--- FRAGMENTO FUENTE ---
Luego de realizar un concienzudo estudio analizando muchos documentos
y referencias, concluyó en que: si bien no existe un documento
específico, se cree que el lugar de la muerte de Güemes
es la Cañada de la Horqueta, fundamentalmente esta afirmación
se basa en las declaraciones de José Nina, nieto de José
Nina que fue peón del Gral. Güemes y que estuvo presente
en el lugar en el momento infausto. Me inclino a creer que es muy
valedero, porque muertos ya los hombres de la ciudad que habían
estado en la Cañada, todo se olvidó y ya nadie se acuerda
del lugar exacto. Los únicos que pueden saberlo, quizá,
sean los descendientes de los campesinos que todavía viven
en el lugar, como en el caso de los Nina. “Salom añadió
que” en 1911, el Museo Histórico Nacional se interesó
en una versión oral y encomendó a un artista, el señor
Arístenes Papi, situar y hacer un bosquejo del lugar. Papi,
buscando en la zona alguna versión fue llevado al humilde rancho
de José Nina. Este guió al pintor, y llegado al lugar,
se lo señaló. Estaban en la Cañada de la Horqueta,
pertenecientes a la Finca Los Noques. Allí narró a Papi
la vieja historia: “El abuelo decía que el general, herido
en la noche del 7 de junio vino de la ciudad por Las Higuerillas y
desviándose del camino entró en la Cañada de
La Tala y luego al lugar donde estaban. Allí la herida no lo
dejó seguir y fue descendido de su cabalgadura y depositado
al pie de ese árbol, donde le improvisaron un lecho donde murió”.
---
TAREA INDICADA A: Según el fragmento, ¿a qué artista encomendó el Museo Histórico Nacional situar y hacer un bosquejo del lugar?
--- DATOS MOSTRADOS ---
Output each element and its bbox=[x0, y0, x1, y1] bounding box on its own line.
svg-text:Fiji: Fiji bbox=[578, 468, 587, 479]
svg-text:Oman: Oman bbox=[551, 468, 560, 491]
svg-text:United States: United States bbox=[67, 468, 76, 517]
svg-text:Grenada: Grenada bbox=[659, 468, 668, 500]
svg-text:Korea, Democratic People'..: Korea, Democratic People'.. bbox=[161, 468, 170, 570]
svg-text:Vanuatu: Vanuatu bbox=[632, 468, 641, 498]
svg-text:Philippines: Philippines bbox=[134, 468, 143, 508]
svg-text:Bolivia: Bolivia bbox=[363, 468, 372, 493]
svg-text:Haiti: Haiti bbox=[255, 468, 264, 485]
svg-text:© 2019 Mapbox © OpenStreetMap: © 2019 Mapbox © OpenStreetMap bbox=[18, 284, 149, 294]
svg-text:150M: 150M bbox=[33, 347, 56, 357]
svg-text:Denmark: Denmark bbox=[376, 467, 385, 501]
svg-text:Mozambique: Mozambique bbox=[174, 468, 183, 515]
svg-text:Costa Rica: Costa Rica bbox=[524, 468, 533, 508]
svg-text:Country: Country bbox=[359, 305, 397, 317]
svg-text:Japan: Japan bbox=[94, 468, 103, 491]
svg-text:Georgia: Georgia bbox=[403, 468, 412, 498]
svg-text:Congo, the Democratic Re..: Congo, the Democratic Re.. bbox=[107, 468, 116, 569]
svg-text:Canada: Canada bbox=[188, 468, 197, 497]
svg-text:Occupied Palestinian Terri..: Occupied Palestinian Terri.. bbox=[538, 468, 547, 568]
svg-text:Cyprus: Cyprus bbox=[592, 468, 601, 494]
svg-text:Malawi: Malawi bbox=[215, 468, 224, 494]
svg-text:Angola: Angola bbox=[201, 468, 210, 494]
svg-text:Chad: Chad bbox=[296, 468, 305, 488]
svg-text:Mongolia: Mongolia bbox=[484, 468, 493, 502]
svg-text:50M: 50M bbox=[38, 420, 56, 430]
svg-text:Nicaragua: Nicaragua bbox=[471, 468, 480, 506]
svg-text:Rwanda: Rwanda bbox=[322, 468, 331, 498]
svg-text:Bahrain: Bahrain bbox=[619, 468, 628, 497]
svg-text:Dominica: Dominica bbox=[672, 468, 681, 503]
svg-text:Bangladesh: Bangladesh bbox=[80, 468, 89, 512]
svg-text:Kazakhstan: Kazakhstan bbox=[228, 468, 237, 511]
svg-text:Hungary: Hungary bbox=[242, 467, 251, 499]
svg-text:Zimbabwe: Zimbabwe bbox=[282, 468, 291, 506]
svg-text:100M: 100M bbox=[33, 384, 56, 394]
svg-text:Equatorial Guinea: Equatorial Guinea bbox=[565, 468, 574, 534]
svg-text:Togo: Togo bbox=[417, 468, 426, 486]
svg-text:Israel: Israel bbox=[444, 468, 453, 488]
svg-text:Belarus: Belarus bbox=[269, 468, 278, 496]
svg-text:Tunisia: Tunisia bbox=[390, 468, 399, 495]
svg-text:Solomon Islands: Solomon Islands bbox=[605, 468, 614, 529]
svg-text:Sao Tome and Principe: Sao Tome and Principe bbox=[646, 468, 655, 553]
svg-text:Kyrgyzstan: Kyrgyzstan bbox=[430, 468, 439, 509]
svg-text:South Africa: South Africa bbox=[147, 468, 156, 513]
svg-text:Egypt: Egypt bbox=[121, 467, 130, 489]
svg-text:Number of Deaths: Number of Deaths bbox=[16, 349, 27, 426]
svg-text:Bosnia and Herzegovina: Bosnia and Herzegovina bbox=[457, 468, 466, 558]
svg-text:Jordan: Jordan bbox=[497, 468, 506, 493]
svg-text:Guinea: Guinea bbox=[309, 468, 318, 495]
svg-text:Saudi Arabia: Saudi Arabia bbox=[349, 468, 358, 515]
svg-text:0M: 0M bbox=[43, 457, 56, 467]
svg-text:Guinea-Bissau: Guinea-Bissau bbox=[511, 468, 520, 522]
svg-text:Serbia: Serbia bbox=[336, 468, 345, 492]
---
TAREA INDICADA B: Reúne cada línea del listado que contenga la cadena "Democratic".

RESPUESTA FINAL A: Al señor Arístenes Papi.

RESPUESTA FINAL B:
svg-text:Korea, Democratic People'..: Korea, Democratic People'.. bbox=[161, 468, 170, 570]
svg-text:Congo, the Democratic Re..: Congo, the Democratic Re.. bbox=[107, 468, 116, 569]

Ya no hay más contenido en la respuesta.